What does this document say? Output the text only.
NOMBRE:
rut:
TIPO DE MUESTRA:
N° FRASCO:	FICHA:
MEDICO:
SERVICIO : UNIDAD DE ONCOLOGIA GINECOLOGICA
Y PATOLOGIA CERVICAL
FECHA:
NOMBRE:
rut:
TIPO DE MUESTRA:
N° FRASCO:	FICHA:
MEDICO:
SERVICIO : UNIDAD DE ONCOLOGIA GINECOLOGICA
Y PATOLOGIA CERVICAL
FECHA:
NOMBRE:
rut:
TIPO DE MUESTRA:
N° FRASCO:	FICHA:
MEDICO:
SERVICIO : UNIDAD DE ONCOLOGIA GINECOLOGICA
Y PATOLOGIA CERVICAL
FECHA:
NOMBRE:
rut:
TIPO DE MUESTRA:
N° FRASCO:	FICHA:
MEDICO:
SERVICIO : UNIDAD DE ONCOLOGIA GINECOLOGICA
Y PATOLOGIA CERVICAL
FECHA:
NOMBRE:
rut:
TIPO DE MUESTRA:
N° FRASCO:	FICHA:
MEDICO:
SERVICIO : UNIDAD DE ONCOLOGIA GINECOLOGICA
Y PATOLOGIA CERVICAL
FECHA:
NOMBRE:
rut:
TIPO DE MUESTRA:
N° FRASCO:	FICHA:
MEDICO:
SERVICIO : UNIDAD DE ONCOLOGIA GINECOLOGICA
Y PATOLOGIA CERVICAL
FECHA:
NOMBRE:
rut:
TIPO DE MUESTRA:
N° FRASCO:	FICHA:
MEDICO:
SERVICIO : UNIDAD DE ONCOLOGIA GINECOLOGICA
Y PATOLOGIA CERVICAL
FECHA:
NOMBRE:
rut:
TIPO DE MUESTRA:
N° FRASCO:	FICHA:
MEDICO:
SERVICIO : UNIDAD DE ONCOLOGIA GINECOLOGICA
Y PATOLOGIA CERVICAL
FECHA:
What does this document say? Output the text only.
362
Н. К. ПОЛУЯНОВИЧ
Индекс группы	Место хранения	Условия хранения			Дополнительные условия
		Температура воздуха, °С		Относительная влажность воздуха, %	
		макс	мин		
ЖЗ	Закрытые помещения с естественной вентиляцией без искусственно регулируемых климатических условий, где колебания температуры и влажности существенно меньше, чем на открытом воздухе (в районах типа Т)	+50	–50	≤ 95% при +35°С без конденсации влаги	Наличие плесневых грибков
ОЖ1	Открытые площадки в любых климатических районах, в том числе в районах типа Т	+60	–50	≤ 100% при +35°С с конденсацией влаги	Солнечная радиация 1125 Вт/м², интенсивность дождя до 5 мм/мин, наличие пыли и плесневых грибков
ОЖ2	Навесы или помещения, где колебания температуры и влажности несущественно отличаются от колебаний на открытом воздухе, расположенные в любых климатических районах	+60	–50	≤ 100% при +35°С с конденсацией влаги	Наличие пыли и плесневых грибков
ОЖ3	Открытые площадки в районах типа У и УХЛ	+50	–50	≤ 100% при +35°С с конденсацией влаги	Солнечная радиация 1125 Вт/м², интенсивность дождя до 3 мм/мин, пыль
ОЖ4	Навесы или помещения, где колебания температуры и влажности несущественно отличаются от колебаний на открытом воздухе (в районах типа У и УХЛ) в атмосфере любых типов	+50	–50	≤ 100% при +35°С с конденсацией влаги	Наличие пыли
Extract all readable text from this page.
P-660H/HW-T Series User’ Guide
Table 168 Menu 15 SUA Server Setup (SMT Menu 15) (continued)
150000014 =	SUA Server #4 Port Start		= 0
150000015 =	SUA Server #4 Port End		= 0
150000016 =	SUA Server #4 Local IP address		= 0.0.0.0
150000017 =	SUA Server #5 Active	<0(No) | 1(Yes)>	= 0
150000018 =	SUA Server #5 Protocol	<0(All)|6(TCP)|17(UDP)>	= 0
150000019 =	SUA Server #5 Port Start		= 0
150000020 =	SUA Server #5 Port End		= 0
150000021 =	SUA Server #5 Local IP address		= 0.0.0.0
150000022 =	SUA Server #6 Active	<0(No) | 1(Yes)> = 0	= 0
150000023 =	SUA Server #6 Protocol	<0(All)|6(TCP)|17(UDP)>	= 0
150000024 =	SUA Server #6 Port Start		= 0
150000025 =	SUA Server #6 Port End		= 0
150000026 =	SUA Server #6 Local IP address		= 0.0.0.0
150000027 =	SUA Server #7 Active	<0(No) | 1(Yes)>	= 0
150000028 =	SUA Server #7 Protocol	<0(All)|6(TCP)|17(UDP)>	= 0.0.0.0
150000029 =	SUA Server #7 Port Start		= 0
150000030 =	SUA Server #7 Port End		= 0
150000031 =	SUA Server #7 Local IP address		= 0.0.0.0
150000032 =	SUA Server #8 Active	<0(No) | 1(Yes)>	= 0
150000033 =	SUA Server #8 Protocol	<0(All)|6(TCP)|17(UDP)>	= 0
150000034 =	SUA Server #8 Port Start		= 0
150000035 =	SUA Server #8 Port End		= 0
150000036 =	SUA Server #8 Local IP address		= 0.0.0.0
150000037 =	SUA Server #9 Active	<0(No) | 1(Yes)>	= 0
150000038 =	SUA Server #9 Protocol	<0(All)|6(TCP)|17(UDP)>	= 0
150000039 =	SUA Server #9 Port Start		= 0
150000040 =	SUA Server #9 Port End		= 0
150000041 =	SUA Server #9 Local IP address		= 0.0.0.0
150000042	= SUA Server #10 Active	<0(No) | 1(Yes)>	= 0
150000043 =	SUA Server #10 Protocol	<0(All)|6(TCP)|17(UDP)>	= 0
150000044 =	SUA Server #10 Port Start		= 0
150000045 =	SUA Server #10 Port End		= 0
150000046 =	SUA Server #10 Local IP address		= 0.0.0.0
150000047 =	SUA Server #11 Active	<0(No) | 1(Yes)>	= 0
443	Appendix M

****************************************

# Goal
Whenever "Start" turns up in a line, pick that line out.

# Final result
150000014 =	SUA Server #4 Port Start		= 0
150000019 =	SUA Server #5 Port Start		= 0
150000024 =	SUA Server #6 Port Start		= 0
150000029 =	SUA Server #7 Port Start		= 0
150000034 =	SUA Server #8 Port Start		= 0
150000039 =	SUA Server #9 Port Start		= 0
150000044 =	SUA Server #10 Port Start		= 0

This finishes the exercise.